#### PROVIDED INFORMATION
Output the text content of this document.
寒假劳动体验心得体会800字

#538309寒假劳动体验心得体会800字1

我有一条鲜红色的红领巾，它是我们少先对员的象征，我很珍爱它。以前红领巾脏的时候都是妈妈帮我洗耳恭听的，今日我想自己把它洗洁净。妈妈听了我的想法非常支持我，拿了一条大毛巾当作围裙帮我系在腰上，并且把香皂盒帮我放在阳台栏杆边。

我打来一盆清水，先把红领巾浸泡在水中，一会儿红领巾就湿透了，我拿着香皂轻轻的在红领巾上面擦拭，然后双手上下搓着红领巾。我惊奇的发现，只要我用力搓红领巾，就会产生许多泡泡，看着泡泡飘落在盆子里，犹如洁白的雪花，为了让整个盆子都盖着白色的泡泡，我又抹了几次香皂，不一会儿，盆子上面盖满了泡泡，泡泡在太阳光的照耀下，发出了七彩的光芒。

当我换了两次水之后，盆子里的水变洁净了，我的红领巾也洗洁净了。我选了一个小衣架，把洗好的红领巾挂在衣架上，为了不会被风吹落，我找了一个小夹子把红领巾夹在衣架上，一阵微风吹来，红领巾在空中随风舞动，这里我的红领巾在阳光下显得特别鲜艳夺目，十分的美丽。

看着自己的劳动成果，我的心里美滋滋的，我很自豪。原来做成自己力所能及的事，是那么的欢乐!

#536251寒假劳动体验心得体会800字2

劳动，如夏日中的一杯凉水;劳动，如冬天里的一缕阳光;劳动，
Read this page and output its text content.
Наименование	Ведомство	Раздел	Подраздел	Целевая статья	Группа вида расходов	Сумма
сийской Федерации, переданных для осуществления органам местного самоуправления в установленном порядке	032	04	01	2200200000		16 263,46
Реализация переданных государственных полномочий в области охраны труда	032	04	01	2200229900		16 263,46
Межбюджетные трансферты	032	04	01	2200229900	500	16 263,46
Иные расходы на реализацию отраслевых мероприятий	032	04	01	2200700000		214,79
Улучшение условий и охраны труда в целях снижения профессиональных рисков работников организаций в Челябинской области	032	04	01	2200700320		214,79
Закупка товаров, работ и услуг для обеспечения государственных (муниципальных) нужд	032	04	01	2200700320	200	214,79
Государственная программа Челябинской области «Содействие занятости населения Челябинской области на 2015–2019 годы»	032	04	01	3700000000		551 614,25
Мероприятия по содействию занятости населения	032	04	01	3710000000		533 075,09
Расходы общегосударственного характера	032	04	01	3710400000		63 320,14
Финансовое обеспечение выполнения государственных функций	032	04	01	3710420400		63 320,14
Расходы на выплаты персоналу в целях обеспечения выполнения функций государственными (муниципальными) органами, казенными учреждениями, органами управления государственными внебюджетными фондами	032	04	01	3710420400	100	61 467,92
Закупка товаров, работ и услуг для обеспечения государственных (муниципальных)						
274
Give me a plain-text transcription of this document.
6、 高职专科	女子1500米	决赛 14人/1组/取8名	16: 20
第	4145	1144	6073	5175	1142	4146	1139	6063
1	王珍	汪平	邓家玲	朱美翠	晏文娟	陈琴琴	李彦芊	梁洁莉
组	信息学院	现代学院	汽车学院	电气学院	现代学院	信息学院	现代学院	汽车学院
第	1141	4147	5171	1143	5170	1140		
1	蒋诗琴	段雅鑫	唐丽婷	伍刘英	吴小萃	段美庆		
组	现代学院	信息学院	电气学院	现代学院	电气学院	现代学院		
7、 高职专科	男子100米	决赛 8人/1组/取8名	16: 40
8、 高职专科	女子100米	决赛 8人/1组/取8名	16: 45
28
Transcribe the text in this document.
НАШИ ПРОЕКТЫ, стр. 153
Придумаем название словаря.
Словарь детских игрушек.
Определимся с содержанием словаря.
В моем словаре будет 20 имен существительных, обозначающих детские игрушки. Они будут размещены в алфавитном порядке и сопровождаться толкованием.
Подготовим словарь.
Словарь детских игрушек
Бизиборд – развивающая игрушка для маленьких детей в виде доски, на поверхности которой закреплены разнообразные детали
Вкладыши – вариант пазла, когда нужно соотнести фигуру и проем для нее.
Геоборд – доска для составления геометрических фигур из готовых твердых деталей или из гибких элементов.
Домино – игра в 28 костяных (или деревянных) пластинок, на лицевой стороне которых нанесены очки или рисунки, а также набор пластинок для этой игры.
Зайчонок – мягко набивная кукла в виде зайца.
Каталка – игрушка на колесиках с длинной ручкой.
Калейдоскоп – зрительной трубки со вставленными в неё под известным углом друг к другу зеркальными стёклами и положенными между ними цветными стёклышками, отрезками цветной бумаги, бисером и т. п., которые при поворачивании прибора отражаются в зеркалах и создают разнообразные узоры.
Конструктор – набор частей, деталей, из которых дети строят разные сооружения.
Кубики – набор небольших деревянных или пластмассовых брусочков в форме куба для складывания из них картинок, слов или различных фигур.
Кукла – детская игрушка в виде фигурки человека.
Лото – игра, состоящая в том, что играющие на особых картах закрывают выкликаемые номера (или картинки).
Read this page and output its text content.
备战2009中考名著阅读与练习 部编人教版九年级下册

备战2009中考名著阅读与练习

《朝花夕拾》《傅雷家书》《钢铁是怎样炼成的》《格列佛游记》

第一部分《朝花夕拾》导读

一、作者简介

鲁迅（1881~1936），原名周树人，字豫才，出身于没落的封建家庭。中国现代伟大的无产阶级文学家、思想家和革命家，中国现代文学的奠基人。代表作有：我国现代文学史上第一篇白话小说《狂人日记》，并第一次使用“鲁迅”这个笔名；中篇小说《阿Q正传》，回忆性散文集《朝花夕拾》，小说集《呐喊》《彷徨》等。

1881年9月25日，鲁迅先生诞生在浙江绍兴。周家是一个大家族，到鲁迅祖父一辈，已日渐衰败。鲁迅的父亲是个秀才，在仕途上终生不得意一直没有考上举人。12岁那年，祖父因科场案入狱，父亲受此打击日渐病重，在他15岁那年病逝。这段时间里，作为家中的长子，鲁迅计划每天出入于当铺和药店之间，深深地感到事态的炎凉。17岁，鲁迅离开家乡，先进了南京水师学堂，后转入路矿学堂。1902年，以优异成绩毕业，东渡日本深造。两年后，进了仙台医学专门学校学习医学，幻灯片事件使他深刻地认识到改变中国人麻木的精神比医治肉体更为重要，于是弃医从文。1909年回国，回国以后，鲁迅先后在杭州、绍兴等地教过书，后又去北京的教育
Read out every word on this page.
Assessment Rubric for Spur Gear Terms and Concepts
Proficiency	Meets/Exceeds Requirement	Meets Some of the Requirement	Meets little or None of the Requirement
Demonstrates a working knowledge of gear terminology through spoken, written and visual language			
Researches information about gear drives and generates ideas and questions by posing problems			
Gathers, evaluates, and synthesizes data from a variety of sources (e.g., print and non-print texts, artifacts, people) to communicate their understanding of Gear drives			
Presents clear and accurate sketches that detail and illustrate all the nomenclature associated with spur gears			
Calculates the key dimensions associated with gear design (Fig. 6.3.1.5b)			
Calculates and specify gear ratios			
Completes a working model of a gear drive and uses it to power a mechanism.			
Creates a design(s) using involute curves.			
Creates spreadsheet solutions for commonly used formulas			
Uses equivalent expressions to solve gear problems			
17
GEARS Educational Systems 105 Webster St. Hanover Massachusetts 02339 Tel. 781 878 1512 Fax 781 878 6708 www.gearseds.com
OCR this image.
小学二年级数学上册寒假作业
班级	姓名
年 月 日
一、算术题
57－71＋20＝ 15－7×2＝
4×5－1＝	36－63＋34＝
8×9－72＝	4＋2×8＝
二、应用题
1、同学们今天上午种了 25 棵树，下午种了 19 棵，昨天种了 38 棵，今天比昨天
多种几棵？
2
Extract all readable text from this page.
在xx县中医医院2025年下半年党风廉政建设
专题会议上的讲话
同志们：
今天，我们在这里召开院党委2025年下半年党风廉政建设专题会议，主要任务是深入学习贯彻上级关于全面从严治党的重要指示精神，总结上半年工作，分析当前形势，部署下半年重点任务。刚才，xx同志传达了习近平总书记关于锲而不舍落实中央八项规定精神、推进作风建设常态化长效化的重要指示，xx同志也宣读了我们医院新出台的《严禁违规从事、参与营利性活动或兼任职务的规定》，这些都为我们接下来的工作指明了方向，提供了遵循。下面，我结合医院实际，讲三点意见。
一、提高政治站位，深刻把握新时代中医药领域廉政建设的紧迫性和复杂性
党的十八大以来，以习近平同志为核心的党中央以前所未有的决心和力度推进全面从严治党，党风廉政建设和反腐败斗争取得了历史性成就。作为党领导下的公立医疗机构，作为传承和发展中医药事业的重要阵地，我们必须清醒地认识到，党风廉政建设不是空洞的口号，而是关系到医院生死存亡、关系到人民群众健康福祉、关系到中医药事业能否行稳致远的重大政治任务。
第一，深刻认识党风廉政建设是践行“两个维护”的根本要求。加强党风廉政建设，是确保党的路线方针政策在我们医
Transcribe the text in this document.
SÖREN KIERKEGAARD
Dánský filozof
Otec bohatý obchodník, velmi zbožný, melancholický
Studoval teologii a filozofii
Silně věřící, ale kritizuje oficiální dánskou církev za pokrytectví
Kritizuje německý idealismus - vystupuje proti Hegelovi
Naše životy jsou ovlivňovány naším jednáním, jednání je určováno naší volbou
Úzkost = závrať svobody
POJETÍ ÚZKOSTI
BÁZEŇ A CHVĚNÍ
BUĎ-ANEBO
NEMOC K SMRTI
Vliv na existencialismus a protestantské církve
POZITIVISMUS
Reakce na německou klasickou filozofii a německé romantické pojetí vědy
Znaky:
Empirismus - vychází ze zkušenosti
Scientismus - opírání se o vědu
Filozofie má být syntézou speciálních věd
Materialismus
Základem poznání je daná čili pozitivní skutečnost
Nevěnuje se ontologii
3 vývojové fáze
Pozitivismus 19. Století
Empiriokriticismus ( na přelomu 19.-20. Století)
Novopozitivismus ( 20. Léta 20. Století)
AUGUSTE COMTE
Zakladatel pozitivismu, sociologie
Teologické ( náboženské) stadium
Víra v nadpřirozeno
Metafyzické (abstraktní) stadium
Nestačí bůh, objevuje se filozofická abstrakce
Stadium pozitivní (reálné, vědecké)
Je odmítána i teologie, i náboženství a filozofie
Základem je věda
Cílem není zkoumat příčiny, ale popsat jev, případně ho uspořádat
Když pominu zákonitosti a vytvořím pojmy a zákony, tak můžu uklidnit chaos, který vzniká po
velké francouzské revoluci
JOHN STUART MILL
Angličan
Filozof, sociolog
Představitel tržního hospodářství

#### PROMPT
Return all lines with the word "труда" in them.

#### EXERCISE RESPONSE
Реализация переданных государственных полномочий в области охраны труда	032	04	01	2200229900		16 263,46
Улучшение условий и охраны труда в целях снижения профессиональных рисков работников организаций в Челябинской области	032	04	01	2200700320		214,79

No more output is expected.